START

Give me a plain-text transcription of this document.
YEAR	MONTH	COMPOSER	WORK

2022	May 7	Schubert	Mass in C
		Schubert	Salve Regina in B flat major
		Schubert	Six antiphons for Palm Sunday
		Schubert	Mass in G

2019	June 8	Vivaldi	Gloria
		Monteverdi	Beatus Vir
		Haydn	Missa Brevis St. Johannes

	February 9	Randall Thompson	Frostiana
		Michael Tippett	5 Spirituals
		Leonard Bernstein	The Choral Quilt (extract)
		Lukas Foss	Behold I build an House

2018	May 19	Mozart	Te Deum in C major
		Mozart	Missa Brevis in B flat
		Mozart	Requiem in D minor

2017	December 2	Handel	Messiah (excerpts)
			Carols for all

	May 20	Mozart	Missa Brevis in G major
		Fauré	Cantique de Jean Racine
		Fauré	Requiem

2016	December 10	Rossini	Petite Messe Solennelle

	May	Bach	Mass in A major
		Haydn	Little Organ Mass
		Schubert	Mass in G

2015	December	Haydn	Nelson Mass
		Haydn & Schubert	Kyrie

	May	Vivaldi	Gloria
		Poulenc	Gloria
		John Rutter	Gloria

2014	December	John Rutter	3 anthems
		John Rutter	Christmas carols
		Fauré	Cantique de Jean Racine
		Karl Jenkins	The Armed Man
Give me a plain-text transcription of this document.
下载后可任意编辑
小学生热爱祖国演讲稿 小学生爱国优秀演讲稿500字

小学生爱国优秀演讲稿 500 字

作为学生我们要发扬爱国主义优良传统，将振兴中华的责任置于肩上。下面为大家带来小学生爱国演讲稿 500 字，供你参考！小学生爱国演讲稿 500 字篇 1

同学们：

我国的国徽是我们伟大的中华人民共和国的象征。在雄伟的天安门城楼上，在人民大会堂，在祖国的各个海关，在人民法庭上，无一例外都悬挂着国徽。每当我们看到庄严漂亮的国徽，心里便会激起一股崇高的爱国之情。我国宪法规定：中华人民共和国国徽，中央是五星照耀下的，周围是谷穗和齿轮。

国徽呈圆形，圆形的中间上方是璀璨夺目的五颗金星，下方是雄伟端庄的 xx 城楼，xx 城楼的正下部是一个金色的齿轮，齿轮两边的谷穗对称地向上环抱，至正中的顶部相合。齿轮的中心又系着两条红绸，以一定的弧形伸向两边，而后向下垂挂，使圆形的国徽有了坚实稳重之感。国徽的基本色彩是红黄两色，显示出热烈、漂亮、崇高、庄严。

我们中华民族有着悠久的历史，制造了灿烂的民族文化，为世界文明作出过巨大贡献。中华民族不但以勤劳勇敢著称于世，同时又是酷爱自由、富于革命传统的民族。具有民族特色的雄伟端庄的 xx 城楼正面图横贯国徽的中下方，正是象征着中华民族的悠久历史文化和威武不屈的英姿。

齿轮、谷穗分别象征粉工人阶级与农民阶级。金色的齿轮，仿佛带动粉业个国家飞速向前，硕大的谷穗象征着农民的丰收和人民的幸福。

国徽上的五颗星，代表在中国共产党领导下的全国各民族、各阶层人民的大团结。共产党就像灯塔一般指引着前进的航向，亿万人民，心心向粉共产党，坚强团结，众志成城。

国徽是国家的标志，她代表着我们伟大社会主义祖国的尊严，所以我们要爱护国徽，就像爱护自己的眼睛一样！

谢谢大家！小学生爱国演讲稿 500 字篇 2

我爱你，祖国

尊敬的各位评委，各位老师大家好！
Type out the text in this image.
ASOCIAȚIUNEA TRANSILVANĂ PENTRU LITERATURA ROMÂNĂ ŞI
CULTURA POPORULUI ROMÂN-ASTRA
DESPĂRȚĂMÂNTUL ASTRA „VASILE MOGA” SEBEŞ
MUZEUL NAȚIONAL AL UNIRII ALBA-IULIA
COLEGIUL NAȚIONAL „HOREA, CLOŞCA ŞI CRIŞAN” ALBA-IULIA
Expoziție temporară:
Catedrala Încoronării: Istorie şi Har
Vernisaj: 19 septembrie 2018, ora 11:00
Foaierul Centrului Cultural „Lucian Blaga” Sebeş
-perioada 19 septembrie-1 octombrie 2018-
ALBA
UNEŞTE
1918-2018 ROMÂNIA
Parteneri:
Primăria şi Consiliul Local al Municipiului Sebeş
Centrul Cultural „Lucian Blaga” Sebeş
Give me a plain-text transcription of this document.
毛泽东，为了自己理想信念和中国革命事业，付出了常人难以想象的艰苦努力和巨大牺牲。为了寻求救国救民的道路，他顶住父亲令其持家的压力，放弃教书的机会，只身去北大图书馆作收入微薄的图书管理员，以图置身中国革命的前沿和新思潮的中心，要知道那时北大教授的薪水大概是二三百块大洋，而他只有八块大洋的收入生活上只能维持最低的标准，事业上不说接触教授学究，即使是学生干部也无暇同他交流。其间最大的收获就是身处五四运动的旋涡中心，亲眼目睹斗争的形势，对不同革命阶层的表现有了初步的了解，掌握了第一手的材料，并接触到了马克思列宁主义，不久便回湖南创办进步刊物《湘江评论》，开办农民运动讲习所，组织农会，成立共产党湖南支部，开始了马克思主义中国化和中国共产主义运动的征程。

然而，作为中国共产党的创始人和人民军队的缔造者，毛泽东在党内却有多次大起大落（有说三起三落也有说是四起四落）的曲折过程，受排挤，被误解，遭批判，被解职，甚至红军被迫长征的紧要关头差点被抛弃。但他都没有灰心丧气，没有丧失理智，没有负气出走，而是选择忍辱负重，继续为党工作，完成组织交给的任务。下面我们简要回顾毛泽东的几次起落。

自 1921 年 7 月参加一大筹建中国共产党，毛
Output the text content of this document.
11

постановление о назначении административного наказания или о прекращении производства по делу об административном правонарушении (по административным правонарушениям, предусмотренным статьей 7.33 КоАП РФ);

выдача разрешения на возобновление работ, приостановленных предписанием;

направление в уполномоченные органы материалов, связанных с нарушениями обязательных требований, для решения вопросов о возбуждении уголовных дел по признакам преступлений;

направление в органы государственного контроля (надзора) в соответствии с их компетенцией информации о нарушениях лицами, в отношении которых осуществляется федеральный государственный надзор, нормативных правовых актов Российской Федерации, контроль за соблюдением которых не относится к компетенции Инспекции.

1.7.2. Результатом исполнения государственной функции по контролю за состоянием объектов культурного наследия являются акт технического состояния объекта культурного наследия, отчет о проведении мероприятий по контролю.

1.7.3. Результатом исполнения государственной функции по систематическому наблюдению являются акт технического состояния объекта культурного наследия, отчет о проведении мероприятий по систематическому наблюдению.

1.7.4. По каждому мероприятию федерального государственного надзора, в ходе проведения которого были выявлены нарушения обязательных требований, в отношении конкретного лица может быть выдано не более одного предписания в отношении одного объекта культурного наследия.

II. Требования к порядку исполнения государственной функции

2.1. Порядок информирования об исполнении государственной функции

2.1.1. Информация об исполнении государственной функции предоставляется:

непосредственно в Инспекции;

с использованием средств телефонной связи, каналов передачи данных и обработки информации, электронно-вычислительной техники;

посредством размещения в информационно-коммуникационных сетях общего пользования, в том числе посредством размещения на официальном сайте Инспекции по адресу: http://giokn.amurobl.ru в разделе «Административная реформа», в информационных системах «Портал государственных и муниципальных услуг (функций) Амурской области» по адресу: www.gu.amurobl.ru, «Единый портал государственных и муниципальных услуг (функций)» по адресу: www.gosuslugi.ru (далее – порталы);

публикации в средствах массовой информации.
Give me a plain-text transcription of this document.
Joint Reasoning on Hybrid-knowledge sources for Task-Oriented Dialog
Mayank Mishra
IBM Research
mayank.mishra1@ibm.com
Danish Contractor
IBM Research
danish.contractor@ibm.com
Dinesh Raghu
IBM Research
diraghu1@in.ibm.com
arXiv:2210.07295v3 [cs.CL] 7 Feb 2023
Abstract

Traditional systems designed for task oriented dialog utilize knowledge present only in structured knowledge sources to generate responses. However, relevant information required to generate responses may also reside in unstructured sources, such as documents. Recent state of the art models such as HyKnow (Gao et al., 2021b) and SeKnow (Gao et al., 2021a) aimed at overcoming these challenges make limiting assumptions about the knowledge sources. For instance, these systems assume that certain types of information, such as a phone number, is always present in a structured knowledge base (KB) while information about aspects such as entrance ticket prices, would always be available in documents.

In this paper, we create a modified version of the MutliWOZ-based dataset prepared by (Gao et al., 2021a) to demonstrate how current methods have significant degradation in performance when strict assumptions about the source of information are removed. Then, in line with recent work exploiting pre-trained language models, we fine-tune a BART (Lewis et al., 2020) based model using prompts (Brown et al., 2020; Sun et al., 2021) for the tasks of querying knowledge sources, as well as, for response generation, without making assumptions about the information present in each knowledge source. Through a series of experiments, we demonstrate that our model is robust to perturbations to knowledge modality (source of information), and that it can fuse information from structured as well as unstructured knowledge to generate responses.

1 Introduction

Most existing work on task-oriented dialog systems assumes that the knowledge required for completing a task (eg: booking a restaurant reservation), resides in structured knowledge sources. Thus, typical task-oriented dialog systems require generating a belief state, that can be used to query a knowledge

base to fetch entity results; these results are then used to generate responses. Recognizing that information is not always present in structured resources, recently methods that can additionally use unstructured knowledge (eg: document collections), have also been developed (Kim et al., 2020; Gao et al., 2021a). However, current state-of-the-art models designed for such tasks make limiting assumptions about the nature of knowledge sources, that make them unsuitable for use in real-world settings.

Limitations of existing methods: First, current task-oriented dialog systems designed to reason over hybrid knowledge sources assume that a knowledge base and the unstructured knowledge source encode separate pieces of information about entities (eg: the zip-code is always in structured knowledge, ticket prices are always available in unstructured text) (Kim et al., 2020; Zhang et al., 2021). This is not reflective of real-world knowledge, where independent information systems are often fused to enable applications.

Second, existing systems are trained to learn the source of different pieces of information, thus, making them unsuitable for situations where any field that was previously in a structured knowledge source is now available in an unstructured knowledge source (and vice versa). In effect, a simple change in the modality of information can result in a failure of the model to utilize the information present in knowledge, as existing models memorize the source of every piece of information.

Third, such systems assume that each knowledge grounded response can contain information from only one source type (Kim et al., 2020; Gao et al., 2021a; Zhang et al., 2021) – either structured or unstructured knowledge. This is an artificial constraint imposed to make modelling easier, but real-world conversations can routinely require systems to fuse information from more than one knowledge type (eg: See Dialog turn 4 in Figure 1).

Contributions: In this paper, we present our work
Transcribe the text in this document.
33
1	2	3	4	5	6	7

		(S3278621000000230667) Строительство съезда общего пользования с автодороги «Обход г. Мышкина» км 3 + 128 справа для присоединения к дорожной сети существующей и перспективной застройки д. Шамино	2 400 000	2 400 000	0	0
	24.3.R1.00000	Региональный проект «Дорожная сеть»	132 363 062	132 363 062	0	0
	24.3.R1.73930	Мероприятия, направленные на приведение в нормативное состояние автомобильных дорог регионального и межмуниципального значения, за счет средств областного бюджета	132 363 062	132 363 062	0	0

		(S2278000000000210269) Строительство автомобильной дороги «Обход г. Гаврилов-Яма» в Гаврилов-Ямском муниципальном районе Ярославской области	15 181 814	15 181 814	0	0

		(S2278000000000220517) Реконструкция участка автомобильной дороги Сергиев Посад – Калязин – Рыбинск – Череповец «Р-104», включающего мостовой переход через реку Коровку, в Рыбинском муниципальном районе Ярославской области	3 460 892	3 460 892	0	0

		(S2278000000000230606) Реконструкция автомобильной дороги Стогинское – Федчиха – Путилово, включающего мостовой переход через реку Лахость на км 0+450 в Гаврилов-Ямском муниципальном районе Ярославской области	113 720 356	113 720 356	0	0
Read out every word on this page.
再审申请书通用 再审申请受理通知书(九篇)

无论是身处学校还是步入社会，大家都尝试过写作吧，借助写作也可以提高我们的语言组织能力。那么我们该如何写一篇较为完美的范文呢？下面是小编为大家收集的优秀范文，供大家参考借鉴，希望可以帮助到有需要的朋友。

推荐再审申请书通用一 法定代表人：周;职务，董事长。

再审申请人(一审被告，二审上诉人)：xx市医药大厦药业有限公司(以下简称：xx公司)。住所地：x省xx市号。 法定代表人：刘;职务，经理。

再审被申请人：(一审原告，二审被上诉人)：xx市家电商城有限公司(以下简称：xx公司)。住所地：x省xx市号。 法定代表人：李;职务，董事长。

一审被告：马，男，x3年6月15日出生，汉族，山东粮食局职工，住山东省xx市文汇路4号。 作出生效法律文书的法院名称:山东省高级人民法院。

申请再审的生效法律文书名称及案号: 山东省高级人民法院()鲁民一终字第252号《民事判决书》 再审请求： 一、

END

§ **YOUR GOAL**
Pick out and copy every line that contains the word "Vivaldi".

§ **REPLY TO THE EXERCISE**
2019	June 8	Vivaldi	Gloria
	May	Vivaldi	Gloria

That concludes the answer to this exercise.